╭─ Data provided
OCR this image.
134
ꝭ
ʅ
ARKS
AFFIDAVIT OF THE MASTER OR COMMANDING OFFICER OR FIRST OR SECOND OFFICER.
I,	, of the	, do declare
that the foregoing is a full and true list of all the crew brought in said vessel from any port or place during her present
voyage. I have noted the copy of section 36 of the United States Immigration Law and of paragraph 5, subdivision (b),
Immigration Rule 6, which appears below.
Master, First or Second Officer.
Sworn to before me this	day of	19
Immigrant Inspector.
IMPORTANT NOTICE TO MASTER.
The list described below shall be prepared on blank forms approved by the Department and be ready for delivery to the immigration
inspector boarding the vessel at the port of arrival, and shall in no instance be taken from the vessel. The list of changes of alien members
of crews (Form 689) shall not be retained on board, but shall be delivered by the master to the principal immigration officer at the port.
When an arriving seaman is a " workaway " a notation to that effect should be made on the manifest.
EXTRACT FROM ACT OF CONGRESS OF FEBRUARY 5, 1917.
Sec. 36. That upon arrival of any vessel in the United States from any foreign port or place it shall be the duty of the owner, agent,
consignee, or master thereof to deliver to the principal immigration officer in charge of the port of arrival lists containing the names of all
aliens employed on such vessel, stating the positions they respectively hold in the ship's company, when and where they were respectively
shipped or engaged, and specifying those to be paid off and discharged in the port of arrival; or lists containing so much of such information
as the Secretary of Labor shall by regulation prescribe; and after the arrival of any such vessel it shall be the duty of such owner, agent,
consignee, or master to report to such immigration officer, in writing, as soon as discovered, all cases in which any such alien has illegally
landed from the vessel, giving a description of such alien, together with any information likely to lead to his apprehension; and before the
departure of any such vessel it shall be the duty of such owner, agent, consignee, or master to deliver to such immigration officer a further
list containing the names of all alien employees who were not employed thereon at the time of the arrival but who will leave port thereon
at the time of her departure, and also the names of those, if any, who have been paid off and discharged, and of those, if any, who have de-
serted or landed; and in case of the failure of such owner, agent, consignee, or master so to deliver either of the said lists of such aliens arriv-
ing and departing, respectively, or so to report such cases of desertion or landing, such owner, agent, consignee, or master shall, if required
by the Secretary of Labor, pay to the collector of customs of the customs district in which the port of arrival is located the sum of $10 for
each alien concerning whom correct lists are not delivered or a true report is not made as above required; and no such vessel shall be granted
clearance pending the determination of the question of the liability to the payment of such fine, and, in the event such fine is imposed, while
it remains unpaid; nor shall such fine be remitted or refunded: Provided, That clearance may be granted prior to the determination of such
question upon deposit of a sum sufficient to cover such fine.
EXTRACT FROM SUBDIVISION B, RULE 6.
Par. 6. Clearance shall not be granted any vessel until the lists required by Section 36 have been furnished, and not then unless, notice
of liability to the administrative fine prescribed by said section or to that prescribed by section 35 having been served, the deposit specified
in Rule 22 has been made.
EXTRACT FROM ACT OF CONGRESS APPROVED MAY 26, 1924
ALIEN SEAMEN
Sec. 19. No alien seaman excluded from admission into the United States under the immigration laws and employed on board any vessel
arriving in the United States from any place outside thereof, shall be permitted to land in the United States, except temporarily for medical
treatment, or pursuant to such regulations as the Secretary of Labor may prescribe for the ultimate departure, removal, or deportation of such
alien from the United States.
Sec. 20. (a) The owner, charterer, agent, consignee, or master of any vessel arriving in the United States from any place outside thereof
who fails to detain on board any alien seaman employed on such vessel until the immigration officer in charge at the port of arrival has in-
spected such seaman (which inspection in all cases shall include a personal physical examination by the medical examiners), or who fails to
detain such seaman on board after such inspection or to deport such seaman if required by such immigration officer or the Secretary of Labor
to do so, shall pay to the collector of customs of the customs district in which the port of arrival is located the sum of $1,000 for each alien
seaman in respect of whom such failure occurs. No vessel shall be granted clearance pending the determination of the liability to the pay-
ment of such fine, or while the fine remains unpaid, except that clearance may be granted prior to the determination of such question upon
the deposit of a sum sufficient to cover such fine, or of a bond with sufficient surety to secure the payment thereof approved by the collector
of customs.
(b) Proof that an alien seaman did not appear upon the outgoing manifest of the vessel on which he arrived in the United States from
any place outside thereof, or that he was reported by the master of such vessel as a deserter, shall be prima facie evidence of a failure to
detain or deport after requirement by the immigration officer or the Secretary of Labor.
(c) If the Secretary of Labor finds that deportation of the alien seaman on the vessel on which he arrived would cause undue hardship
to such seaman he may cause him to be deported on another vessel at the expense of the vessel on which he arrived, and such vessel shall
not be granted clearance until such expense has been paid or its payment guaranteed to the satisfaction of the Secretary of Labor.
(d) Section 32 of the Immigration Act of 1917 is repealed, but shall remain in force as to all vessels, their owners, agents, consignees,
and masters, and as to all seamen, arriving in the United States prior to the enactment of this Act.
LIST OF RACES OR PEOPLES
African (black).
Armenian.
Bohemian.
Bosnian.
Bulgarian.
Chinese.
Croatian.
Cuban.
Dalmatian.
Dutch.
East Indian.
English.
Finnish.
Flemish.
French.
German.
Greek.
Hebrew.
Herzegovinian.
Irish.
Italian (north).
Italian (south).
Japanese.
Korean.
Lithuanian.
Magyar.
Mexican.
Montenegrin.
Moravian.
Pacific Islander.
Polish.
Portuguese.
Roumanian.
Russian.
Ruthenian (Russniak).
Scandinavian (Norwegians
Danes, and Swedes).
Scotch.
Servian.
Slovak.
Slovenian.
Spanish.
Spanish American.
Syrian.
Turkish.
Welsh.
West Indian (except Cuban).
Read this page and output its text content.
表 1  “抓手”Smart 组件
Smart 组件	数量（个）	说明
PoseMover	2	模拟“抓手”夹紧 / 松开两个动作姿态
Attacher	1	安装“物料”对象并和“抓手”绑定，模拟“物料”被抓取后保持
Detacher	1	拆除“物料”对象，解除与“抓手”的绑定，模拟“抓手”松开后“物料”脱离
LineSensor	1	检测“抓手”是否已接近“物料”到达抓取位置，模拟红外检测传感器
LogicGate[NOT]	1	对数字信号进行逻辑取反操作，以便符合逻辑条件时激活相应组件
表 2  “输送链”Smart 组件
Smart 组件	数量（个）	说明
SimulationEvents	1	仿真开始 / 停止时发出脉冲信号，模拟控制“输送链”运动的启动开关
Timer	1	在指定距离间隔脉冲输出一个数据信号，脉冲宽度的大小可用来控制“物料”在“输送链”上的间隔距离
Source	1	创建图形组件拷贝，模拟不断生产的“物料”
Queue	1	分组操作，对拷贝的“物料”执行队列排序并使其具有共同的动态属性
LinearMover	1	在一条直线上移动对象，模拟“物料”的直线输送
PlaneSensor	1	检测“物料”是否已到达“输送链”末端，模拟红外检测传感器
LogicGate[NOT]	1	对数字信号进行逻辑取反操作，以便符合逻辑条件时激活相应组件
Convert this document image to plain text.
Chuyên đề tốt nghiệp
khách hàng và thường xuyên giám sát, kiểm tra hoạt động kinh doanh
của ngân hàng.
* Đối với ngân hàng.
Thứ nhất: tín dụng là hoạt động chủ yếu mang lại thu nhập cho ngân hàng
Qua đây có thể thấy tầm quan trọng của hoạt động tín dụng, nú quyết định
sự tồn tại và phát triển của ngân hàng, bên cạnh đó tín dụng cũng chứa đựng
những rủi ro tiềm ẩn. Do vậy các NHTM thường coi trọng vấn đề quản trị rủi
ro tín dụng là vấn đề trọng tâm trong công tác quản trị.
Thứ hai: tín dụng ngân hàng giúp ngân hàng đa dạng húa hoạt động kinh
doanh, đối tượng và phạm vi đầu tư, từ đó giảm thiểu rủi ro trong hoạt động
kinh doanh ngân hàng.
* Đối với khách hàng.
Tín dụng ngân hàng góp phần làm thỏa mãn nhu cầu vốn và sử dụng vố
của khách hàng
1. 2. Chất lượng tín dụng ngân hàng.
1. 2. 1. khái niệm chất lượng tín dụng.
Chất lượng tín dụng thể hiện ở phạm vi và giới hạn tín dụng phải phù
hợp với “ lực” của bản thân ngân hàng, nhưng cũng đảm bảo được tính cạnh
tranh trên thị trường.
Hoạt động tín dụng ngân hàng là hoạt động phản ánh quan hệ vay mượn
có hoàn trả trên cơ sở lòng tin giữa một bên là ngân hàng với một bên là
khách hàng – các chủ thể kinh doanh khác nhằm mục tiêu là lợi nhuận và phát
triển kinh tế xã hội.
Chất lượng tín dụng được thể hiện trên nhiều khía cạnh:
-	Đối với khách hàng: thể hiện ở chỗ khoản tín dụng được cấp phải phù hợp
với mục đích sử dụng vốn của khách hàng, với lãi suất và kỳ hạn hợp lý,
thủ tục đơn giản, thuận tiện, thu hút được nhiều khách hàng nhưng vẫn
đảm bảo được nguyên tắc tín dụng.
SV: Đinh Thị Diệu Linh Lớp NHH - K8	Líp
╰─
### Requirement
Review the material and copy each line in which the word "liability" appears.

### The reply
clearance pending the determination of the question of the liability to the payment of such fine, and, in the event such fine is imposed, while
of liability to the administrative fine prescribed by said section or to that prescribed by section 35 having been served, the deposit specified
seaman in respect of whom such failure occurs. No vessel shall be granted clearance pending the determination of the liability to the pay-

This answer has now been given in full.